_Data records_

------

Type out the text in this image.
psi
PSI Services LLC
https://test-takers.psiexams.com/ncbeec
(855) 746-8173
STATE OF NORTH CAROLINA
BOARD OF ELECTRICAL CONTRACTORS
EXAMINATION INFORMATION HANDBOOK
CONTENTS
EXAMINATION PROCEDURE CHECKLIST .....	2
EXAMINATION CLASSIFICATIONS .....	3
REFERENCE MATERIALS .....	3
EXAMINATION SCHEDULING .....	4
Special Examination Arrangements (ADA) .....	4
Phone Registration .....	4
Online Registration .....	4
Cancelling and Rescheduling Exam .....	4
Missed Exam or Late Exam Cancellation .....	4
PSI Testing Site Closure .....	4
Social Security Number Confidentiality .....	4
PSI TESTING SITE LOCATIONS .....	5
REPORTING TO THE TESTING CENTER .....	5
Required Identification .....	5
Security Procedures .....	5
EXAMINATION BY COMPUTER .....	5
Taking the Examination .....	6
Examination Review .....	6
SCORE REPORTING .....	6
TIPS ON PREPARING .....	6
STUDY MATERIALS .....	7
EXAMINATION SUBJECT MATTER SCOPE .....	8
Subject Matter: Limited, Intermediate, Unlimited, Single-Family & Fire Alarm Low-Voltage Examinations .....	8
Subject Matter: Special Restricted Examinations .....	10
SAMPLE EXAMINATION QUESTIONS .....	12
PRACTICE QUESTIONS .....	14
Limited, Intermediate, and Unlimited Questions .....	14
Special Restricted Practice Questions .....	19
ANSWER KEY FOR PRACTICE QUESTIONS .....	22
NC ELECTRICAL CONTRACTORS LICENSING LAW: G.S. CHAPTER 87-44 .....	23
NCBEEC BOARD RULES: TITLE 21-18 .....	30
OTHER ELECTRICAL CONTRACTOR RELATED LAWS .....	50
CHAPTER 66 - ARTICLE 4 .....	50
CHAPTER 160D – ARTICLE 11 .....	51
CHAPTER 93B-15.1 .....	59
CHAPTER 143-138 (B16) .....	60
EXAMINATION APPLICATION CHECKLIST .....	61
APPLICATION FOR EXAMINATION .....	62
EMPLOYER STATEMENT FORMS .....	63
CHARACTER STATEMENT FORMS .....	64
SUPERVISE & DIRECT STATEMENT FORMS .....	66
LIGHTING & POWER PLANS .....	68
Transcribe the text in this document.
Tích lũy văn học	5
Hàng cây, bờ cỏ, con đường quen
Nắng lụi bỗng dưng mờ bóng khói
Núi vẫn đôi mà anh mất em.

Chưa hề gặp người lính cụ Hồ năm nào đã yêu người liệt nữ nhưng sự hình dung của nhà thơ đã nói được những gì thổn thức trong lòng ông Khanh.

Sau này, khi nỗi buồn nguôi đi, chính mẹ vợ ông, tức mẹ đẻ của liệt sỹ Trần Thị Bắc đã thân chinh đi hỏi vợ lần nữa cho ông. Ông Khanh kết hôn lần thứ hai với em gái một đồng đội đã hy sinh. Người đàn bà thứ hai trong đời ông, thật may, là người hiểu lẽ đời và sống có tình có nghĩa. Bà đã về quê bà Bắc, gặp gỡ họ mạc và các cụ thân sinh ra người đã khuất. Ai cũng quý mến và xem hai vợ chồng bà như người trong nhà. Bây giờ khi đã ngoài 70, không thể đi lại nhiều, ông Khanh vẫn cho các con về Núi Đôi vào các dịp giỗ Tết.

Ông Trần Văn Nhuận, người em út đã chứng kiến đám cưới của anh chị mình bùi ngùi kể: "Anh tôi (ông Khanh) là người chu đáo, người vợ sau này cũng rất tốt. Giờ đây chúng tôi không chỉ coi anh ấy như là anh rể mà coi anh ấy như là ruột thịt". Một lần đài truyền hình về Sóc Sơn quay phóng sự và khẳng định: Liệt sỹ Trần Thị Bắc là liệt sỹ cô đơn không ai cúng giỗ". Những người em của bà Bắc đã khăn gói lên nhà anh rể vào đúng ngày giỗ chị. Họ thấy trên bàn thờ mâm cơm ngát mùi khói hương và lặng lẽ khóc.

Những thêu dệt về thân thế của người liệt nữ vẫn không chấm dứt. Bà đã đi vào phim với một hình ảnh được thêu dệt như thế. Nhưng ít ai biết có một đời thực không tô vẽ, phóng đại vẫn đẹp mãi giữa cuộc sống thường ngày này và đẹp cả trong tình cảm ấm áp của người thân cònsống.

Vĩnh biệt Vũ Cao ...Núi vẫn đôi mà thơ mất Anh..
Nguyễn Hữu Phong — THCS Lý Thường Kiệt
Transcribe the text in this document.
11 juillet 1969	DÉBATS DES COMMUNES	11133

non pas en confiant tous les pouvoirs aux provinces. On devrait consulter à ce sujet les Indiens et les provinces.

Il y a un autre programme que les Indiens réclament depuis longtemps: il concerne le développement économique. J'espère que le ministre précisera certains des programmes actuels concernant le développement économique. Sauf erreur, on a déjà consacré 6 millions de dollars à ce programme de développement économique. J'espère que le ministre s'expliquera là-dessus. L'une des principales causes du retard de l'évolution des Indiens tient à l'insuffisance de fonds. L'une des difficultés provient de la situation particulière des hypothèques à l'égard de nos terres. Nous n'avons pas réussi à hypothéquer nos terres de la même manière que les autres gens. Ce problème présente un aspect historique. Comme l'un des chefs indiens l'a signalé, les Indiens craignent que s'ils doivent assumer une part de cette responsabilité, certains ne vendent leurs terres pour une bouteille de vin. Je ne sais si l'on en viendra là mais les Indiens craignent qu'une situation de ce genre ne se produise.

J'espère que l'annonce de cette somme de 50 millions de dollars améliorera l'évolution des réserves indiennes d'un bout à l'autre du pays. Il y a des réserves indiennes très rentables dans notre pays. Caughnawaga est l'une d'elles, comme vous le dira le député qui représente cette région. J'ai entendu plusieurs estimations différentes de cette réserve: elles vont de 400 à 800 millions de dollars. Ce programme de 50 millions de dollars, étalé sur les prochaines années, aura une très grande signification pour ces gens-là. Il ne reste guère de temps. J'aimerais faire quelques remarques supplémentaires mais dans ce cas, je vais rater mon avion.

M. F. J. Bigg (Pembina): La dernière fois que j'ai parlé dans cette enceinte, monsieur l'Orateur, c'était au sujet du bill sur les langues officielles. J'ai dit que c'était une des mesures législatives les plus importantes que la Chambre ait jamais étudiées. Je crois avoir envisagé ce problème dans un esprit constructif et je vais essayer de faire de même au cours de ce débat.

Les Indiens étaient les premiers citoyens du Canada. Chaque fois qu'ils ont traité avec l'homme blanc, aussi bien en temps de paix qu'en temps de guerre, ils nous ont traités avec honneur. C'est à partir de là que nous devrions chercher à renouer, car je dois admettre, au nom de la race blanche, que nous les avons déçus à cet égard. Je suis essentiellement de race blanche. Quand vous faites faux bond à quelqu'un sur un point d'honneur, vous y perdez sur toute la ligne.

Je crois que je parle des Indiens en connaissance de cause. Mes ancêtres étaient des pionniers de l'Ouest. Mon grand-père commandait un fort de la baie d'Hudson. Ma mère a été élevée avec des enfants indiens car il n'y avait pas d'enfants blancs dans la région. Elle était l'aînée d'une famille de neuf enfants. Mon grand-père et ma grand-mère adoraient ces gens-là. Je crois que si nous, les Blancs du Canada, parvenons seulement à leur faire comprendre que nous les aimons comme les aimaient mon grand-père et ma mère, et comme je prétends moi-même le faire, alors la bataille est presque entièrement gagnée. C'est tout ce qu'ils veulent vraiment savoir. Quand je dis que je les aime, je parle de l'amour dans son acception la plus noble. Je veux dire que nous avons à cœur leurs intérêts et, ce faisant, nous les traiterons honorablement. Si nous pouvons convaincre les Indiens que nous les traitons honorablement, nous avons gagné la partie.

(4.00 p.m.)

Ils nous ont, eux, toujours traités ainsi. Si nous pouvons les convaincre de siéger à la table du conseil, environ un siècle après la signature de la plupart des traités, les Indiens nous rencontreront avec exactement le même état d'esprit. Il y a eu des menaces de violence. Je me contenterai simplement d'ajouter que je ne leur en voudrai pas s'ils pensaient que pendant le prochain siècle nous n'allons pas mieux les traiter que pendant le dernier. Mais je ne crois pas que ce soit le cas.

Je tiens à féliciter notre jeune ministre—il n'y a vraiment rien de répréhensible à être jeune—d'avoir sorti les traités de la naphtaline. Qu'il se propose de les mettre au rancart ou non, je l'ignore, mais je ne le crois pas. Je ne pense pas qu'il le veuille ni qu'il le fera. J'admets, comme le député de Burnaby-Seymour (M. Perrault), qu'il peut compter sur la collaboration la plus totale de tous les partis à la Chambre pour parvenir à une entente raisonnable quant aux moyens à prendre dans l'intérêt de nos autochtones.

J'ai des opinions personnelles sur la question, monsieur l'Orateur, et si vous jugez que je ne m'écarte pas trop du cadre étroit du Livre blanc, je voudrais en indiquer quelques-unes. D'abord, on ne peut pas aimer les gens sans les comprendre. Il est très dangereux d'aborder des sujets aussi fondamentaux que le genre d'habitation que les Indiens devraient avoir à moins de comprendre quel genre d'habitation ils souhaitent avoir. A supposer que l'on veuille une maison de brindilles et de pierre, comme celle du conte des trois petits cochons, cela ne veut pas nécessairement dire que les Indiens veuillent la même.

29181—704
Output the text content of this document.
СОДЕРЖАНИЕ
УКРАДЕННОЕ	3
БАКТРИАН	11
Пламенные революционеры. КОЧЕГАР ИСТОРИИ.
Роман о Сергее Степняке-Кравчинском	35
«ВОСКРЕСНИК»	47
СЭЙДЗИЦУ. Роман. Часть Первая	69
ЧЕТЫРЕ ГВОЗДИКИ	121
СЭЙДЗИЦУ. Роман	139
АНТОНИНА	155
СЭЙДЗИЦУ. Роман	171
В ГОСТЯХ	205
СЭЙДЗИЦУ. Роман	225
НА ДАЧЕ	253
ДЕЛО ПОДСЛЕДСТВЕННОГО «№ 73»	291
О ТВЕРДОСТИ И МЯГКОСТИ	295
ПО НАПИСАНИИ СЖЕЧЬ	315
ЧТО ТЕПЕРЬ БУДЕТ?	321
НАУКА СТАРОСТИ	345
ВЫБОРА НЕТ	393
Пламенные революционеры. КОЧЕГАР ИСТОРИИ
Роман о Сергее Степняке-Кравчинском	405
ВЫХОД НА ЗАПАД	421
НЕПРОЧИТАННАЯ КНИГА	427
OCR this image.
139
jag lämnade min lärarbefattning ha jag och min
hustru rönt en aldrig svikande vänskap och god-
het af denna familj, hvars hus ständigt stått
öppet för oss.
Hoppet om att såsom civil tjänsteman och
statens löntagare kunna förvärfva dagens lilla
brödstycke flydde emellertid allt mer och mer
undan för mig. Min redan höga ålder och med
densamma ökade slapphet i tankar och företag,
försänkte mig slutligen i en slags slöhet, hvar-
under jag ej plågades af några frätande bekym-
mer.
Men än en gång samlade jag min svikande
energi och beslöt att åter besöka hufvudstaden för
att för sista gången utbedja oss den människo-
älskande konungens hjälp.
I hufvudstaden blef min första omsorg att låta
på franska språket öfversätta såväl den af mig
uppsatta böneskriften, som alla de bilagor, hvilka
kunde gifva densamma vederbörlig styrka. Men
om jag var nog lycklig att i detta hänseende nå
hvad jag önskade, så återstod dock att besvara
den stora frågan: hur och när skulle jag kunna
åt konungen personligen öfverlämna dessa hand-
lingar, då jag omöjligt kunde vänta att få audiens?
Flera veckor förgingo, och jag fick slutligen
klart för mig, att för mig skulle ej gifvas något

------

_Work to be completed_
Give the count of lines that hold the word "Special", with nothing added.

_Task output_
3